Extracted records
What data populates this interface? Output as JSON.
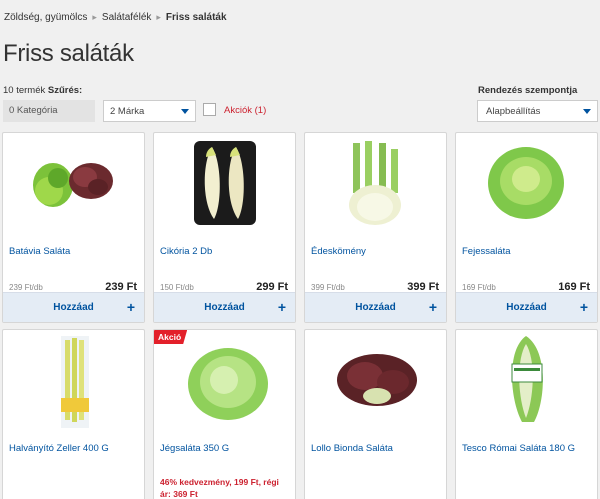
{
  "breadcrumb": [
    "Zöldség, gyümölcs",
    "Salátafélék",
    "Friss saláták"
  ],
  "page_title": "Friss saláták",
  "filters": {
    "count": "10 termék",
    "filter_label": "Szűrés:",
    "category": "0 Kategória",
    "brand": "2 Márka",
    "promo": "Akciók (1)"
  },
  "sort": {
    "label": "Rendezés szempontja",
    "value": "Alapbeállítás"
  },
  "colors": {
    "link_blue": "#00539f",
    "sale_red": "#e3202a",
    "promo_red": "#cc2230"
  },
  "products": [
    {
      "name": "Batávia Saláta",
      "unit_price": "239 Ft/db",
      "price": "239 Ft",
      "add": "Hozzáad"
    },
    {
      "name": "Cikória 2 Db",
      "unit_price": "150 Ft/db",
      "price": "299 Ft",
      "add": "Hozzáad"
    },
    {
      "name": "Édeskömény",
      "unit_price": "399 Ft/db",
      "price": "399 Ft",
      "add": "Hozzáad"
    },
    {
      "name": "Fejessaláta",
      "unit_price": "169 Ft/db",
      "price": "169 Ft",
      "add": "Hozzáad"
    },
    {
      "name": "Halványító Zeller 400 G"
    },
    {
      "name": "Jégsaláta 350 G",
      "badge": "Akció",
      "promo": "46% kedvezmény, 199 Ft, régi ár: 369 Ft"
    },
    {
      "name": "Lollo Bionda Saláta"
    },
    {
      "name": "Tesco Római Saláta 180 G"
    }
  ]
}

TO DO => From the listing above, collect every line that mentions the word "saláták".

ANSWER TO THE TASK =>
    "Friss saláták"
  "page_title": "Friss saláták",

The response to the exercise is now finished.